(Dataset rows)
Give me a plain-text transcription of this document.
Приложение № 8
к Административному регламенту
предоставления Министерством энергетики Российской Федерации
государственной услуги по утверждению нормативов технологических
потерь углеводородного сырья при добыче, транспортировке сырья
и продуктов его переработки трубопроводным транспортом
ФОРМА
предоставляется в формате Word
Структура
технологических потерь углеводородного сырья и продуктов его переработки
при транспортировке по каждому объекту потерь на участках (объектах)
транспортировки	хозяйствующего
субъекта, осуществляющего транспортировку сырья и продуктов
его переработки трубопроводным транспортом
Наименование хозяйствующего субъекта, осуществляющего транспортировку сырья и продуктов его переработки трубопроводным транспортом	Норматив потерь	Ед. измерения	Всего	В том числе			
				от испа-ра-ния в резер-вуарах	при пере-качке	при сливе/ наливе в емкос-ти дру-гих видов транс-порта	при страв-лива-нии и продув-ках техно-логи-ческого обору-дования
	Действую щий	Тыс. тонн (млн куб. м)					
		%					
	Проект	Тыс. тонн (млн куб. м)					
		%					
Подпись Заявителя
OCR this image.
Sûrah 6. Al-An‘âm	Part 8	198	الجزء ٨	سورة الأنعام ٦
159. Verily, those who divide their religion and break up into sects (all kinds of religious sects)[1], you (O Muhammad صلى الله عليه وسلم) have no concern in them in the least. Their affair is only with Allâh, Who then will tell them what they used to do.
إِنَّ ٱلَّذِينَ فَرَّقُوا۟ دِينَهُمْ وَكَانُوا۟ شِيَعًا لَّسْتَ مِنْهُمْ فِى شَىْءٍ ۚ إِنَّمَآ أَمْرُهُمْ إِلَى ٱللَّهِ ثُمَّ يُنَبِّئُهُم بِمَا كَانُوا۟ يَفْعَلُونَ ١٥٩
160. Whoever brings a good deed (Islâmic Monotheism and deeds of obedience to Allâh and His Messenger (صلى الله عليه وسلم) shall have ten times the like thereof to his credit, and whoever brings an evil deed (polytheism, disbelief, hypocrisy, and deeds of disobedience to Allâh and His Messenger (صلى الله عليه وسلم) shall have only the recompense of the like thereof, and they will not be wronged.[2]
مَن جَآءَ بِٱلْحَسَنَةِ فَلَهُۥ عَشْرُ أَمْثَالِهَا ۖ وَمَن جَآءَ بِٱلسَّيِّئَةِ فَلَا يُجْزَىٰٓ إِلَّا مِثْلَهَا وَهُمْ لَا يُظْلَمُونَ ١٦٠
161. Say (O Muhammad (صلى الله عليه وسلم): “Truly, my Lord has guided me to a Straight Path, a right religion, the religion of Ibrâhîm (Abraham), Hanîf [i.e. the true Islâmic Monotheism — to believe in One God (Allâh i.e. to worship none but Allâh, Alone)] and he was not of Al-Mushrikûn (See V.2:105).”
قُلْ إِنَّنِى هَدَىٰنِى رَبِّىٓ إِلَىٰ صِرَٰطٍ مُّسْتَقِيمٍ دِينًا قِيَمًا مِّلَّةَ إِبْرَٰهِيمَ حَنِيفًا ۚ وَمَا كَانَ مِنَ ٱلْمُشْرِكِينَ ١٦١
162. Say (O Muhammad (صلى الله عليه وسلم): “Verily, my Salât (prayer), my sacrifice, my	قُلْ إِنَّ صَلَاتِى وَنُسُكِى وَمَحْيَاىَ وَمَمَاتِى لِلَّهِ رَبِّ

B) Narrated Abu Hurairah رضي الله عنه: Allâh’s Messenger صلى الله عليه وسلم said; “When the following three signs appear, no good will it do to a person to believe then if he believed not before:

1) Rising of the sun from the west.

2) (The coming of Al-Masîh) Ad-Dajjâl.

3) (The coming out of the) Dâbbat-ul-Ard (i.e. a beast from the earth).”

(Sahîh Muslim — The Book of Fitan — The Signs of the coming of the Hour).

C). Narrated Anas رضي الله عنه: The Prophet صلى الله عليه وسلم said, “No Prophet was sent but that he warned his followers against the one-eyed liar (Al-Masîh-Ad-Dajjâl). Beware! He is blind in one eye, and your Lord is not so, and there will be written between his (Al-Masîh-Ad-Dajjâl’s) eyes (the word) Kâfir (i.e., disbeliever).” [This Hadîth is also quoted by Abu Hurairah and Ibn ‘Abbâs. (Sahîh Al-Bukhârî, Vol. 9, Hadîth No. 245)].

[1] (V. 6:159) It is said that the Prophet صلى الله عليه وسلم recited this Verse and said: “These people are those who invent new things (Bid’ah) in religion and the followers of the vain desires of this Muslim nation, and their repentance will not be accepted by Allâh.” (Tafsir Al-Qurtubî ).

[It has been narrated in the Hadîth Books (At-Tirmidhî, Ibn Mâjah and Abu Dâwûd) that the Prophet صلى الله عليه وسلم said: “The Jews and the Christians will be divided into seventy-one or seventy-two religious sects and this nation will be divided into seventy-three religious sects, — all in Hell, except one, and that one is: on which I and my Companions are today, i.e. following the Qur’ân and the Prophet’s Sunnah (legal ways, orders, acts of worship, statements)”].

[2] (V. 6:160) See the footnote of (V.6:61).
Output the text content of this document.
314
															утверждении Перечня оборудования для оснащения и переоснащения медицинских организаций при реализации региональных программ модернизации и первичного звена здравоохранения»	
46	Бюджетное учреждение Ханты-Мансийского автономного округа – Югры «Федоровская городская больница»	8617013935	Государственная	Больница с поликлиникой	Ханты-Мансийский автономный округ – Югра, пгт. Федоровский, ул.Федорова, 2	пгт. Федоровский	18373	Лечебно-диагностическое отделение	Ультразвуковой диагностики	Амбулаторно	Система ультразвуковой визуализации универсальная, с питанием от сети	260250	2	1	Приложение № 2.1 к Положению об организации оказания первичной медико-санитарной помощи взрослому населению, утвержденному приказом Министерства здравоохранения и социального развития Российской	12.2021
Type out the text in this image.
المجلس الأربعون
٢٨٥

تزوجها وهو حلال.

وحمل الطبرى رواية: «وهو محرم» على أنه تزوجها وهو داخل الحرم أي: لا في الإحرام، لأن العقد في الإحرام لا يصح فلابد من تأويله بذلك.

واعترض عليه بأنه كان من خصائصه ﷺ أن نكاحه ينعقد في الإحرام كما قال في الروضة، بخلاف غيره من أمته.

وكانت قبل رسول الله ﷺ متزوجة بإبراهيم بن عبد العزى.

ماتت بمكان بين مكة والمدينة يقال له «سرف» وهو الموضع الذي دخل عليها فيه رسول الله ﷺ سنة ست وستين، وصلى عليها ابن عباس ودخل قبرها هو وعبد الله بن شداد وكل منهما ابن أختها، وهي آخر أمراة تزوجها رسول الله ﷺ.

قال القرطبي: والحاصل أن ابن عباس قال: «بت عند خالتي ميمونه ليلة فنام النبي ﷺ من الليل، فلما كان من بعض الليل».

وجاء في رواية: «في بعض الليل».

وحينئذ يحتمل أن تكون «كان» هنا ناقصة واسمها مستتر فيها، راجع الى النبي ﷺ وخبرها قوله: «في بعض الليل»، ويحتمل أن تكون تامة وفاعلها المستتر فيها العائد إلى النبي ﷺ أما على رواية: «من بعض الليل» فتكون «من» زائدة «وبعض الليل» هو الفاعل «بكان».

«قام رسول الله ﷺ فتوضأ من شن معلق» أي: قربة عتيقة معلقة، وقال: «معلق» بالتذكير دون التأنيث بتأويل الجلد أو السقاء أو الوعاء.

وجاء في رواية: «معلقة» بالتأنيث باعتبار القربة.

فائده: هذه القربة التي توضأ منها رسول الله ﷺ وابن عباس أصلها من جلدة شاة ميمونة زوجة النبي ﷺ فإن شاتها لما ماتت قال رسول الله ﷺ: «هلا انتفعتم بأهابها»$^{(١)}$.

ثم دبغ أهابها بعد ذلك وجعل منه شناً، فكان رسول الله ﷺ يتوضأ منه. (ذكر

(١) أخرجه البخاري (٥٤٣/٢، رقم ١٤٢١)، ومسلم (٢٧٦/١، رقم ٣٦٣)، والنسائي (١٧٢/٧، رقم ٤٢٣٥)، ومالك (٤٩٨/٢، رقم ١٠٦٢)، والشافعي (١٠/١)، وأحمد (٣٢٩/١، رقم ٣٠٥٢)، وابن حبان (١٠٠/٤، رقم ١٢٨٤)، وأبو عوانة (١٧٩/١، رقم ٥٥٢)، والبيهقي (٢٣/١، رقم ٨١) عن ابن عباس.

• [TASK OBJECTIVE]:
Search the entries for the string "трубопроводным" and collect each line that has it.

• [RESPONSE TO THE TASK]:
и продуктов его переработки трубопроводным транспортом
его переработки трубопроводным транспортом
Наименование хозяйствующего субъекта, осуществляющего транспортировку сырья и продуктов его переработки трубопроводным транспортом	Норматив потерь	Ед. измерения	Всего	В том числе			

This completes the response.